Data supplied:
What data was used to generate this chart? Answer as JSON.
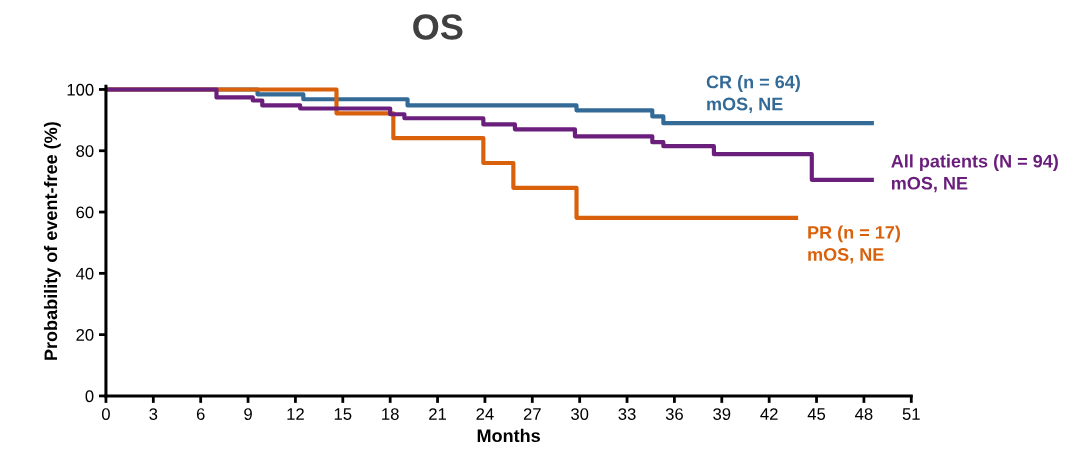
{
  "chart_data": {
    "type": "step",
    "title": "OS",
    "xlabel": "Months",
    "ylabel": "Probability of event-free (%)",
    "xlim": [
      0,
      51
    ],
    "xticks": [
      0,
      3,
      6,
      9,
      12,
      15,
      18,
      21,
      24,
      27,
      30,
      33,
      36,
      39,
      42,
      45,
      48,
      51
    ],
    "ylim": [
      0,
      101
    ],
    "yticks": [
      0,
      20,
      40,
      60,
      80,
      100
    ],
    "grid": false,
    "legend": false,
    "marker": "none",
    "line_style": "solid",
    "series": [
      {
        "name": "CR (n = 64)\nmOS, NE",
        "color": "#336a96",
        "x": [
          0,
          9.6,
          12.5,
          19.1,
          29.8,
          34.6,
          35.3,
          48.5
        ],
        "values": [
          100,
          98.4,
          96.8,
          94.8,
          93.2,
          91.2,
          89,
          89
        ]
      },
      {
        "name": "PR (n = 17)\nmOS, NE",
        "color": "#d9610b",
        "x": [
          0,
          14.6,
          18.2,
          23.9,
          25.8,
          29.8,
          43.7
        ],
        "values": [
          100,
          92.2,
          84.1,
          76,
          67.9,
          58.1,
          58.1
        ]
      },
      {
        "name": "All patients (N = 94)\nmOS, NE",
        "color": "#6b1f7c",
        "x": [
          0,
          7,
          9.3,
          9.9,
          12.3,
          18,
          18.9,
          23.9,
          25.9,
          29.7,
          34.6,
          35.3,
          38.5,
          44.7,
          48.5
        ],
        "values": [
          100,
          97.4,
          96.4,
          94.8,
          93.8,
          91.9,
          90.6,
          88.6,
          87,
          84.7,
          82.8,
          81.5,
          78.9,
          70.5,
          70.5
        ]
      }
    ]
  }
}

Exercise: Drop every picture and repeat the rest of the entries exactly.

Exercise output:
What data was used to generate this chart? Answer as JSON.
{
  "chart_data": {
    "type": "step",
    "title": "OS",
    "xlabel": "Months",
    "ylabel": "Probability of event-free (%)",
    "xlim": [
      0,
      51
    ],
    "xticks": [
      0,
      3,
      6,
      9,
      12,
      15,
      18,
      21,
      24,
      27,
      30,
      33,
      36,
      39,
      42,
      45,
      48,
      51
    ],
    "ylim": [
      0,
      101
    ],
    "yticks": [
      0,
      20,
      40,
      60,
      80,
      100
    ],
    "grid": false,
    "legend": false,
    "marker": "none",
    "line_style": "solid",
    "series": [
      {
        "name": "CR (n = 64)\nmOS, NE",
        "color": "#336a96",
        "x": [
          0,
          9.6,
          12.5,
          19.1,
          29.8,
          34.6,
          35.3,
          48.5
        ],
        "values": [
          100,
          98.4,
          96.8,
          94.8,
          93.2,
          91.2,
          89,
          89
        ]
      },
      {
        "name": "PR (n = 17)\nmOS, NE",
        "color": "#d9610b",
        "x": [
          0,
          14.6,
          18.2,
          23.9,
          25.8,
          29.8,
          43.7
        ],
        "values": [
          100,
          92.2,
          84.1,
          76,
          67.9,
          58.1,
          58.1
        ]
      },
      {
        "name": "All patients (N = 94)\nmOS, NE",
        "color": "#6b1f7c",
        "x": [
          0,
          7,
          9.3,
          9.9,
          12.3,
          18,
          18.9,
          23.9,
          25.9,
          29.7,
          34.6,
          35.3,
          38.5,
          44.7,
          48.5
        ],
        "values": [
          100,
          97.4,
          96.4,
          94.8,
          93.8,
          91.9,
          90.6,
          88.6,
          87,
          84.7,
          82.8,
          81.5,
          78.9,
          70.5,
          70.5
        ]
      }
    ]
  }
}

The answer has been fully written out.